GIVEN PROBLEM → Look through the data below and return each line where "JSON" appears.

SUPPLIED RECORDS →

* * * *

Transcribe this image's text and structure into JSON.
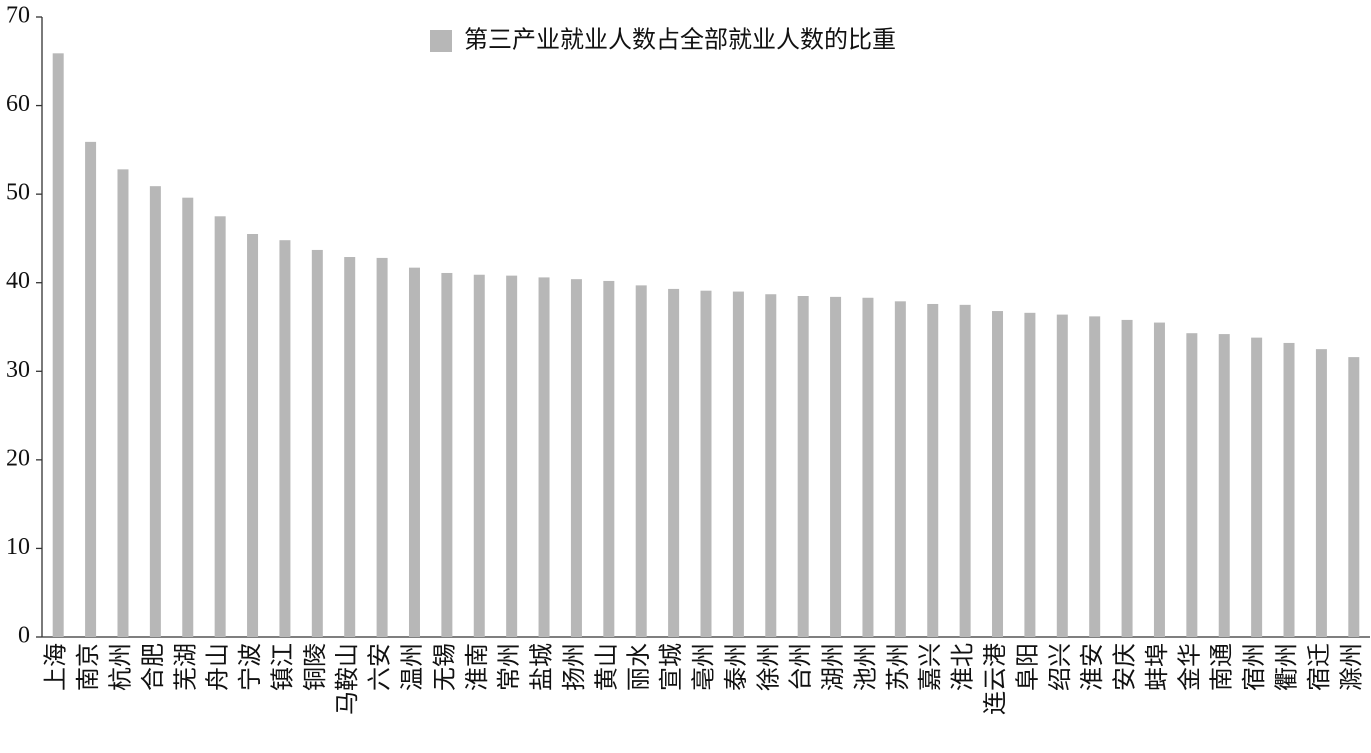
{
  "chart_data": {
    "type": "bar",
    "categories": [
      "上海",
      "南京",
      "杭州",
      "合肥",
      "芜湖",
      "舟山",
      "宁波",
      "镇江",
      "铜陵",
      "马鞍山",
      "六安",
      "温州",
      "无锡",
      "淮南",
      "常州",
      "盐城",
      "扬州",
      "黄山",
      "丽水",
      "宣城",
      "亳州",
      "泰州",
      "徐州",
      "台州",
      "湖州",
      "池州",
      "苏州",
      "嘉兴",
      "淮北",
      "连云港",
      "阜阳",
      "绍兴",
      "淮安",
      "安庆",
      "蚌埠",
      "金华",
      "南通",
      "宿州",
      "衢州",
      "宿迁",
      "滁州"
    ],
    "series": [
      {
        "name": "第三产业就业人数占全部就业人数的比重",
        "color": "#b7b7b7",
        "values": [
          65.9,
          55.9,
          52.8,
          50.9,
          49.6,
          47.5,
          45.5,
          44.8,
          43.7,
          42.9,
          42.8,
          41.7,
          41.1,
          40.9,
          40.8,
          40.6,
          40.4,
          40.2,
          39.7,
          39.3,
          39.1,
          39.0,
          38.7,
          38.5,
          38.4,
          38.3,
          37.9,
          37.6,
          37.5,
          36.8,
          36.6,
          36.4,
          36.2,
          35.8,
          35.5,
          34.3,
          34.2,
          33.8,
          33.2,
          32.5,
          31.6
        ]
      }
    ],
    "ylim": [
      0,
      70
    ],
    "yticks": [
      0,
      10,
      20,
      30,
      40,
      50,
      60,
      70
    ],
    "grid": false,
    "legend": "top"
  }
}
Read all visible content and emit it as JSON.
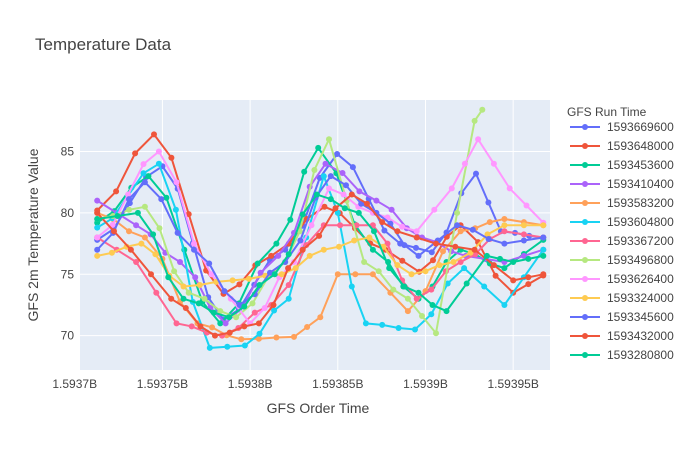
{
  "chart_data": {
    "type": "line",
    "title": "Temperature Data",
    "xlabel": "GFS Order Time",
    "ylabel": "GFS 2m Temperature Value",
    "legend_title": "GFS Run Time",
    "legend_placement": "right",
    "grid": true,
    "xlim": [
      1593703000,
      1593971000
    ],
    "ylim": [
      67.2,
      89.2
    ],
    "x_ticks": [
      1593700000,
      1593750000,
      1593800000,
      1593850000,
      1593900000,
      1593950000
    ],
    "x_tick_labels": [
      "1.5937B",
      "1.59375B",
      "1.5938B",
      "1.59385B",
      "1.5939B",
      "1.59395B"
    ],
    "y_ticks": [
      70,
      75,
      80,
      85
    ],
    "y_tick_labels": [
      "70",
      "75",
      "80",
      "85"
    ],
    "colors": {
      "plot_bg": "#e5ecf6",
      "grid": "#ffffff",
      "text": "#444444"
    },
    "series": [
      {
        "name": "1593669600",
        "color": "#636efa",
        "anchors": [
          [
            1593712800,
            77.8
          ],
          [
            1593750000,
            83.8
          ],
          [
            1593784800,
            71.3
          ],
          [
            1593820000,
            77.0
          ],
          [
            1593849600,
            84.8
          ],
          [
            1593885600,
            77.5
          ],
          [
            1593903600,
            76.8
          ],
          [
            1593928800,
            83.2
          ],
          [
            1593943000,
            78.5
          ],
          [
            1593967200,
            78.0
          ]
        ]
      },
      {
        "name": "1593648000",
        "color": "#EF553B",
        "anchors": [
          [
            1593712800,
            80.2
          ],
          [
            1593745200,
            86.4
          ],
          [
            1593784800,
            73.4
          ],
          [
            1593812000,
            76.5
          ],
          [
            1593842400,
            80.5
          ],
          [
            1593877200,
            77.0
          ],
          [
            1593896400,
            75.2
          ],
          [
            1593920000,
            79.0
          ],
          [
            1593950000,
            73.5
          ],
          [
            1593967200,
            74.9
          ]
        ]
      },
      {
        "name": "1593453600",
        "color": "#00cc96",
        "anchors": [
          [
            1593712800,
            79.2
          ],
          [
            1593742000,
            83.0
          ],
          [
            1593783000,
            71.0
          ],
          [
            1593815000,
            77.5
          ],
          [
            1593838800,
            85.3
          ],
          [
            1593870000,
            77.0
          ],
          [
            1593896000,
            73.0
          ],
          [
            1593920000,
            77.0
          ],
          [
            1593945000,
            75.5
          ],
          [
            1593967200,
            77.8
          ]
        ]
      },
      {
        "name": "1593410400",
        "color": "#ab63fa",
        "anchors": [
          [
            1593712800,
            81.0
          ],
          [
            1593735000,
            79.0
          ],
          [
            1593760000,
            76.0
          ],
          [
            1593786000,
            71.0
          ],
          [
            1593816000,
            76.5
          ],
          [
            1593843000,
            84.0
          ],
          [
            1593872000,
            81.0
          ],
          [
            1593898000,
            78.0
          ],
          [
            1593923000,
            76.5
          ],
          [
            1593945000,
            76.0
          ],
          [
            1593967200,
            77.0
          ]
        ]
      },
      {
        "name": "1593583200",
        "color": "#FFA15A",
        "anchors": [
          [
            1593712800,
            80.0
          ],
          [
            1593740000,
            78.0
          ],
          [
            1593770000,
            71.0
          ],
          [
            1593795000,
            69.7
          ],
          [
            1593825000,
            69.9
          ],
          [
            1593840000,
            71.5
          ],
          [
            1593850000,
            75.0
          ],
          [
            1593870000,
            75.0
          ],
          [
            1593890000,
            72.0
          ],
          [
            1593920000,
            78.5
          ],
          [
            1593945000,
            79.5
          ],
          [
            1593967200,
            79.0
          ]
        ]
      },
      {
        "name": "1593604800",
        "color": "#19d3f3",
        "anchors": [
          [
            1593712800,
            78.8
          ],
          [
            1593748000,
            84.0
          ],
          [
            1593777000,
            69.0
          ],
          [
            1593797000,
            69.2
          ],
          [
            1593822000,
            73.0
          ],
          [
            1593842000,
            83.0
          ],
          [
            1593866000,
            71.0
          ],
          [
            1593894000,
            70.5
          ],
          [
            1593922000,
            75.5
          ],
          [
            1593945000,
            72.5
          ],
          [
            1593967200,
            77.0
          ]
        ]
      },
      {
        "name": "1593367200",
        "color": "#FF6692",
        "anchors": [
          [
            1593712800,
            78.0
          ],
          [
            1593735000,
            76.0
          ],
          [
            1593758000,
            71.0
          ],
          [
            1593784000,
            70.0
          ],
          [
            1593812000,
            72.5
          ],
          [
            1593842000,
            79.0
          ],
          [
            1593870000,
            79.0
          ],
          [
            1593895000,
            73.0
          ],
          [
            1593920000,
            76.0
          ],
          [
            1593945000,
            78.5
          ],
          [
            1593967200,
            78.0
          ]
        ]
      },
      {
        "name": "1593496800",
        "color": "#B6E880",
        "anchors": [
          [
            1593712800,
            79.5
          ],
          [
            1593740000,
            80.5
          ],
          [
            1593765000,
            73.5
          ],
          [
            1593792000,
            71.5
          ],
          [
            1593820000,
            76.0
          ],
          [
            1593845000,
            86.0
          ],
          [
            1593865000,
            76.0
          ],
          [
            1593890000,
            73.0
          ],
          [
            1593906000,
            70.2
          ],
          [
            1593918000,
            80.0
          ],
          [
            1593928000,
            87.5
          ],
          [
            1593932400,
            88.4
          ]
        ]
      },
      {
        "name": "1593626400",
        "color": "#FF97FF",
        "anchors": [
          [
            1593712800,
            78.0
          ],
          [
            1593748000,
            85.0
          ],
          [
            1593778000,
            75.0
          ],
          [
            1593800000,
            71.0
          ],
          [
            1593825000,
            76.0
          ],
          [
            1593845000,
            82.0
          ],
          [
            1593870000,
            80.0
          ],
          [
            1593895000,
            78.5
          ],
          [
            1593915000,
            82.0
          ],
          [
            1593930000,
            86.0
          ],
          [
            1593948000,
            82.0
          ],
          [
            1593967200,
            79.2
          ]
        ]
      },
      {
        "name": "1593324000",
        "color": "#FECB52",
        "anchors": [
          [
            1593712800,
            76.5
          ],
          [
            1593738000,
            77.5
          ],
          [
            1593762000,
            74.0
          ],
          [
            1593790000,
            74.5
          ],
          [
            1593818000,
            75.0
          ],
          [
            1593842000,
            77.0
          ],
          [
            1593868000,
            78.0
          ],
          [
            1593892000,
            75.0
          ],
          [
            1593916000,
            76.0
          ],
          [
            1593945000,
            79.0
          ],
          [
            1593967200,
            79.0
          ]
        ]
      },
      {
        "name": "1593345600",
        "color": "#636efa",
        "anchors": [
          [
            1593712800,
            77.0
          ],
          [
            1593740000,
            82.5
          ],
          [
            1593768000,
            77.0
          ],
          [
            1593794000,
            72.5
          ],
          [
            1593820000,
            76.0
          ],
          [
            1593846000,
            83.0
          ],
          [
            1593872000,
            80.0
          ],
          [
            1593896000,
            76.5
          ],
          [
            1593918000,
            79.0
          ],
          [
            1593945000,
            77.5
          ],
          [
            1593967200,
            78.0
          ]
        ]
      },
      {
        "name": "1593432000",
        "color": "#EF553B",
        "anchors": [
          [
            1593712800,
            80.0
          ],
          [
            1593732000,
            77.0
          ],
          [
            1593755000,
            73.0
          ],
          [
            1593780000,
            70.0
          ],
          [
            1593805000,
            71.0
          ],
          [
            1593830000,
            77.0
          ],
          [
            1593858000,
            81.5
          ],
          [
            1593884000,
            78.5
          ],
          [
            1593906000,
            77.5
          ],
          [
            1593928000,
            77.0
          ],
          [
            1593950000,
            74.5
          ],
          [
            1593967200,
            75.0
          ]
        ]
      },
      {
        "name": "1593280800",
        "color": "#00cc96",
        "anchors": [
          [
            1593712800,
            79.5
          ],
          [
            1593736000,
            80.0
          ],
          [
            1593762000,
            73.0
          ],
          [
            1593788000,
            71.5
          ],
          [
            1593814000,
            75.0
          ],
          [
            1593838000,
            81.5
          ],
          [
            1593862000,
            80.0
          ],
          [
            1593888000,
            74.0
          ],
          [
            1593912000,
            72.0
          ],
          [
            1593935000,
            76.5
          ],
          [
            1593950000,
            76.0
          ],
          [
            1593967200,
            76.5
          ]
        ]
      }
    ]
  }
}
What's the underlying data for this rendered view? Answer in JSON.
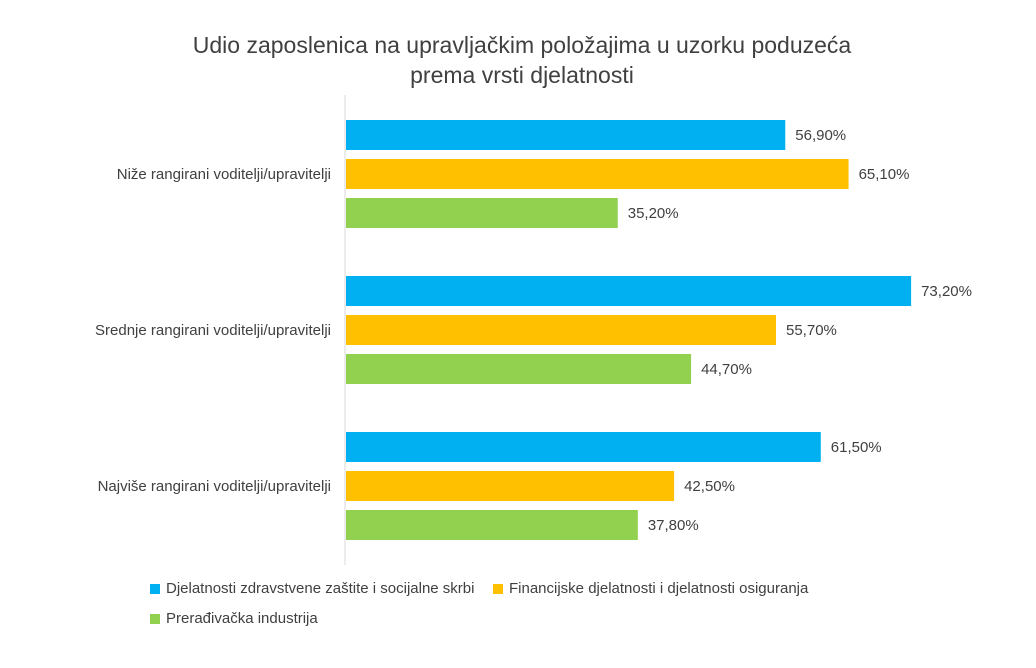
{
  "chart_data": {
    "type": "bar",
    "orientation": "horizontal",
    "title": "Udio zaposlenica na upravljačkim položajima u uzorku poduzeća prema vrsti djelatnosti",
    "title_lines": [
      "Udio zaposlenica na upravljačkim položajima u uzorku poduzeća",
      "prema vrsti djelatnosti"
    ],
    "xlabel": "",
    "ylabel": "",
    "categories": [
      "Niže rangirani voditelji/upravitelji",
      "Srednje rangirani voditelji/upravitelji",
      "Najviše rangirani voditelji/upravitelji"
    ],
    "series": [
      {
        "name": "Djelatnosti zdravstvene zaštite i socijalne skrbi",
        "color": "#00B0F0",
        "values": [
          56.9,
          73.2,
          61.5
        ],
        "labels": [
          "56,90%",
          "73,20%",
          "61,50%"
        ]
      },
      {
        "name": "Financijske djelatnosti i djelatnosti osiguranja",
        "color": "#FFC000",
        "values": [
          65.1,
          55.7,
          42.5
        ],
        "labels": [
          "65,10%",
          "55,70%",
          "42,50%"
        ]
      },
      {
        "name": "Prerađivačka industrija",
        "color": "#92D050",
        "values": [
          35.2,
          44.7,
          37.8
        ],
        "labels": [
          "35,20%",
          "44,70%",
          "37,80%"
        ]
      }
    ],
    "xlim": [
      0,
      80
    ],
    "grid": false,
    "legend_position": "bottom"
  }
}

* * * *

TASK OUTPUT →
Transcribe this image's text and structure into JSON.
Read all visible content and emit it as JSON.
What's the underlying data for this rendered view? Answer in JSON.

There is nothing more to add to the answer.